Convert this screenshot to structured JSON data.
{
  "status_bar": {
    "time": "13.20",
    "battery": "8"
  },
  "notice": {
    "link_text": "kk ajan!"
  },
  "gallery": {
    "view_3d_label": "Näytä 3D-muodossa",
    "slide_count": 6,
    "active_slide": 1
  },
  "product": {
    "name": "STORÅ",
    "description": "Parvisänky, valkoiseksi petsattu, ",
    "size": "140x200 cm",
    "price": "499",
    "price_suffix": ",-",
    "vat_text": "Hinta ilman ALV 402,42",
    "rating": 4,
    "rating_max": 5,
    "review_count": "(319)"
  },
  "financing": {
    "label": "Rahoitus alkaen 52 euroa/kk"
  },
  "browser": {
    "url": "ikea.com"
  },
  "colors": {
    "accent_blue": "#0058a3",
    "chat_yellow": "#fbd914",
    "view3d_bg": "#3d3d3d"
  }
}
□ □ □
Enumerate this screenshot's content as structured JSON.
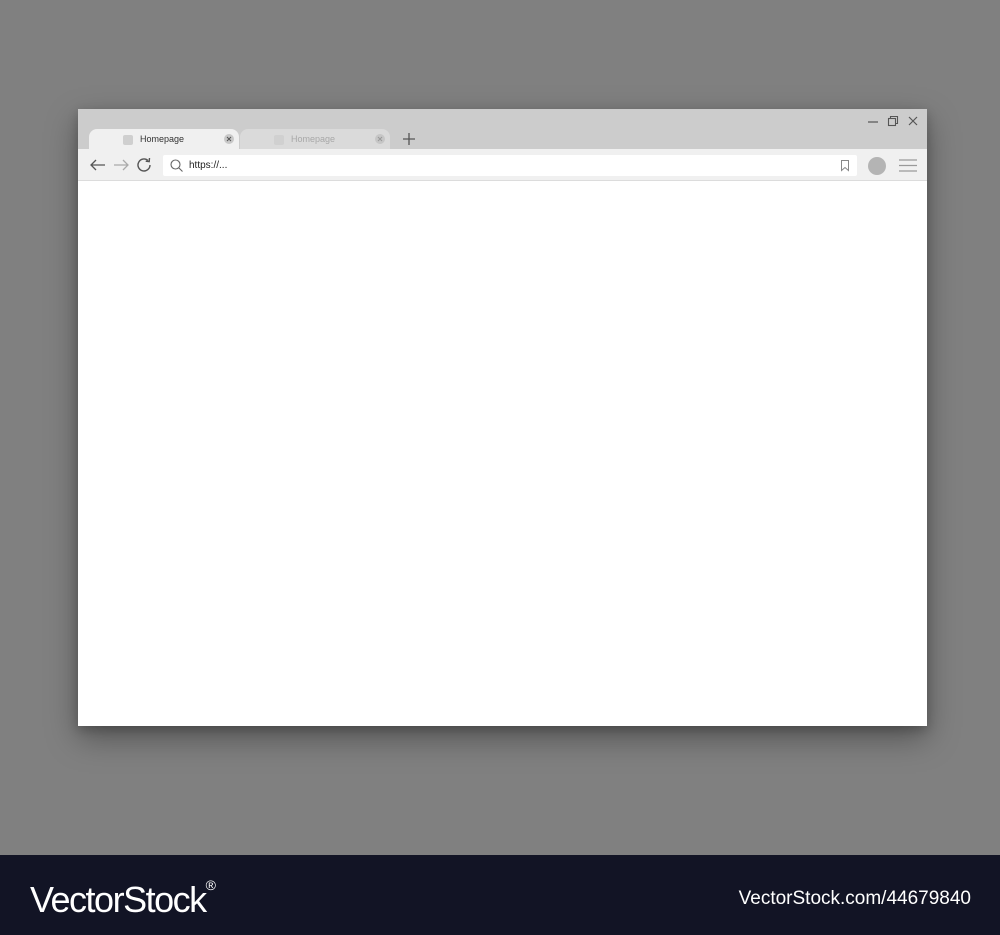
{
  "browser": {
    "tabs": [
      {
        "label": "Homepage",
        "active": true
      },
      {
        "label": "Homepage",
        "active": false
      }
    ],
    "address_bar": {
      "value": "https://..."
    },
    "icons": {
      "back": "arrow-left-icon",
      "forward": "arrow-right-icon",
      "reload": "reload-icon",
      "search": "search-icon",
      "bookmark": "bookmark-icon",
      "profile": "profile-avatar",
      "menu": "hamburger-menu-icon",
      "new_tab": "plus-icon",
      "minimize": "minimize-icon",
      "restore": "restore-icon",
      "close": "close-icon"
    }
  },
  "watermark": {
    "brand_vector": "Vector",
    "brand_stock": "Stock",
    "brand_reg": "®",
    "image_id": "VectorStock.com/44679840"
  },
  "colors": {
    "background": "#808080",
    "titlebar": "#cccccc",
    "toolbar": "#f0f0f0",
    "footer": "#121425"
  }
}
□ □ □
#### Problem details
Determine how many lines of the data contain "structured" and give nothing but that number.

#### Exercise output
2